Stated exercise: Copy the records word for word, from their first line through the line holding "t: , т. е. точка [758, 853, 861, 878]", including that line.

Records provided:

= = =

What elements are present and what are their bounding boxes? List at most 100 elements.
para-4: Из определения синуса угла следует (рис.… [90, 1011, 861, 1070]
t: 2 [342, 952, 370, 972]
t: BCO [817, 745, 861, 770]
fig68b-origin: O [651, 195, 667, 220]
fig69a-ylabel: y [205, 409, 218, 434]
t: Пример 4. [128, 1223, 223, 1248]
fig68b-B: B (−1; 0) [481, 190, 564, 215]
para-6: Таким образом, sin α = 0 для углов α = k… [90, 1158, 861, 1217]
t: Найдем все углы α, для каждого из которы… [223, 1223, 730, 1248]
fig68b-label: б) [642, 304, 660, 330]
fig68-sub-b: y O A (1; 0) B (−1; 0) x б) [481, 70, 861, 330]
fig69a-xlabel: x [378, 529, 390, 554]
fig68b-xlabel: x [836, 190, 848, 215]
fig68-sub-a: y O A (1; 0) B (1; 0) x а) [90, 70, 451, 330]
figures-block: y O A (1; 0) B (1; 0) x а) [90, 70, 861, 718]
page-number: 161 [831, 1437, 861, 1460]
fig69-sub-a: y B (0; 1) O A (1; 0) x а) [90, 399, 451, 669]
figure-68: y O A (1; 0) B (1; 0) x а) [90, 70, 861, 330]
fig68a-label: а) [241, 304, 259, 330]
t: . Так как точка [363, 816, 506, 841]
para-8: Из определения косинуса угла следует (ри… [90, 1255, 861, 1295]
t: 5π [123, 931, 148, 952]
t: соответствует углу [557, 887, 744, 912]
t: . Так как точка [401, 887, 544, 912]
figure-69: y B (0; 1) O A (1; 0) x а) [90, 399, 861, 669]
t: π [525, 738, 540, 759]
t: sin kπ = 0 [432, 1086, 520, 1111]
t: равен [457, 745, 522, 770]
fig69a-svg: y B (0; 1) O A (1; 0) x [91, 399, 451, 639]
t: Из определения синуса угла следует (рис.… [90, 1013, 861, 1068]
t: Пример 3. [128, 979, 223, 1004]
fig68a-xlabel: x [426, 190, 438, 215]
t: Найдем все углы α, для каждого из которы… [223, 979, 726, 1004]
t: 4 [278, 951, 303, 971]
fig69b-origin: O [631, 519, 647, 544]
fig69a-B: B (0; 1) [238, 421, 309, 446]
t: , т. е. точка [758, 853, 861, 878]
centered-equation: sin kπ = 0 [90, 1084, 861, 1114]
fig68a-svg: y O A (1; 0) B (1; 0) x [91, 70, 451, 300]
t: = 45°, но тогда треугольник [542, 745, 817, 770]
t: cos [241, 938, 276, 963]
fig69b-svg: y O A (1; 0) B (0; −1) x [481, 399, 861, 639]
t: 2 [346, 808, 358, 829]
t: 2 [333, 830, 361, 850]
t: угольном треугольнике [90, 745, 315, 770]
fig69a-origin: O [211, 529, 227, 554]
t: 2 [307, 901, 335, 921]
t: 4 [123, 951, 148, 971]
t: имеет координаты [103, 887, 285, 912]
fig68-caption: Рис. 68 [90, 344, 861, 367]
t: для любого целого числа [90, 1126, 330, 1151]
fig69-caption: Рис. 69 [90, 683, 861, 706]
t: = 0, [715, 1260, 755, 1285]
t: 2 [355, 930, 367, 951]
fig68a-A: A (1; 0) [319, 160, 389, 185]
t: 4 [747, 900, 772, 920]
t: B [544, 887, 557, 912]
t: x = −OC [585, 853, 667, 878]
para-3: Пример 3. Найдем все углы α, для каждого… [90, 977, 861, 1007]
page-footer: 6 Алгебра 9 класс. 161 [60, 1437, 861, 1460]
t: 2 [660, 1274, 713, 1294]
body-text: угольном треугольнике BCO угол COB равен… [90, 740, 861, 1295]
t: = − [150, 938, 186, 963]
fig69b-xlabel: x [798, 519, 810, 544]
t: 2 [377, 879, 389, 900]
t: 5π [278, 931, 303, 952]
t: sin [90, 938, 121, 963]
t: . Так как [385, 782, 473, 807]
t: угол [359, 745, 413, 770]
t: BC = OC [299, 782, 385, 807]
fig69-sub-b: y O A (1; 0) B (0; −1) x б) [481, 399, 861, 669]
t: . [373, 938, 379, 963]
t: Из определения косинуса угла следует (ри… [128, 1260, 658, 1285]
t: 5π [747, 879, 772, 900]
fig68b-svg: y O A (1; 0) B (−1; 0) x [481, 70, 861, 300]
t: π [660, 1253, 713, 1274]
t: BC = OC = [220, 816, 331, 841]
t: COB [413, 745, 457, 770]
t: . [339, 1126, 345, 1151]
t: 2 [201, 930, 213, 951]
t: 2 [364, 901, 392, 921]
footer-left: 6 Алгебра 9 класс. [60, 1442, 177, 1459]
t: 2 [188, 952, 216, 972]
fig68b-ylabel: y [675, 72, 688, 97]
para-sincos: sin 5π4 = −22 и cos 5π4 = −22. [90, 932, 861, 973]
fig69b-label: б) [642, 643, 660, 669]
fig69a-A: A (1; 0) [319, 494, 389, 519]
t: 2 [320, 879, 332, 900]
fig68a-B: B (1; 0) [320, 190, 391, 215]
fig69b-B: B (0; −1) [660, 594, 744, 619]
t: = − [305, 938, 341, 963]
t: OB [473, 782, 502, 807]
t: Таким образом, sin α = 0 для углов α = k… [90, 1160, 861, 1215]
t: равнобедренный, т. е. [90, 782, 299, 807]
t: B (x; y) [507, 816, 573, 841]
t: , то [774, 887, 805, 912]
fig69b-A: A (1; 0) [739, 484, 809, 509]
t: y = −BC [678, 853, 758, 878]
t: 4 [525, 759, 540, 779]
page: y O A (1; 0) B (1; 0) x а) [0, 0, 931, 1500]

= = =

Expected output:
What elements are present and what are their bounding boxes? List at most 100 elements.
para-4: Из определения синуса угла следует (рис.… [90, 1011, 861, 1070]
t: 2 [342, 952, 370, 972]
t: BCO [817, 745, 861, 770]
fig68b-origin: O [651, 195, 667, 220]
fig69a-ylabel: y [205, 409, 218, 434]
t: Пример 4. [128, 1223, 223, 1248]
fig68b-B: B (−1; 0) [481, 190, 564, 215]
para-6: Таким образом, sin α = 0 для углов α = k… [90, 1158, 861, 1217]
t: Найдем все углы α, для каждого из которы… [223, 1223, 730, 1248]
fig68b-label: б) [642, 304, 660, 330]
fig68-sub-b: y O A (1; 0) B (−1; 0) x б) [481, 70, 861, 330]
fig69a-xlabel: x [378, 529, 390, 554]
fig68b-xlabel: x [836, 190, 848, 215]
fig68-sub-a: y O A (1; 0) B (1; 0) x а) [90, 70, 451, 330]
figures-block: y O A (1; 0) B (1; 0) x а) [90, 70, 861, 718]
page-number: 161 [831, 1437, 861, 1460]
fig69-sub-a: y B (0; 1) O A (1; 0) x а) [90, 399, 451, 669]
figure-68: y O A (1; 0) B (1; 0) x а) [90, 70, 861, 330]
fig68a-label: а) [241, 304, 259, 330]
t: . Так как точка [363, 816, 506, 841]
para-8: Из определения косинуса угла следует (ри… [90, 1255, 861, 1295]
t: 5π [123, 931, 148, 952]
t: соответствует углу [557, 887, 744, 912]
t: . Так как точка [401, 887, 544, 912]
figure-69: y B (0; 1) O A (1; 0) x а) [90, 399, 861, 669]
t: π [525, 738, 540, 759]
t: sin kπ = 0 [432, 1086, 520, 1111]
t: равен [457, 745, 522, 770]
fig69a-svg: y B (0; 1) O A (1; 0) x [91, 399, 451, 639]
t: Из определения синуса угла следует (рис.… [90, 1013, 861, 1068]
t: Пример 3. [128, 979, 223, 1004]
fig68a-xlabel: x [426, 190, 438, 215]
t: Найдем все углы α, для каждого из которы… [223, 979, 726, 1004]
t: 4 [278, 951, 303, 971]
fig69b-origin: O [631, 519, 647, 544]
fig69a-B: B (0; 1) [238, 421, 309, 446]
t: , т. е. точка [758, 853, 861, 878]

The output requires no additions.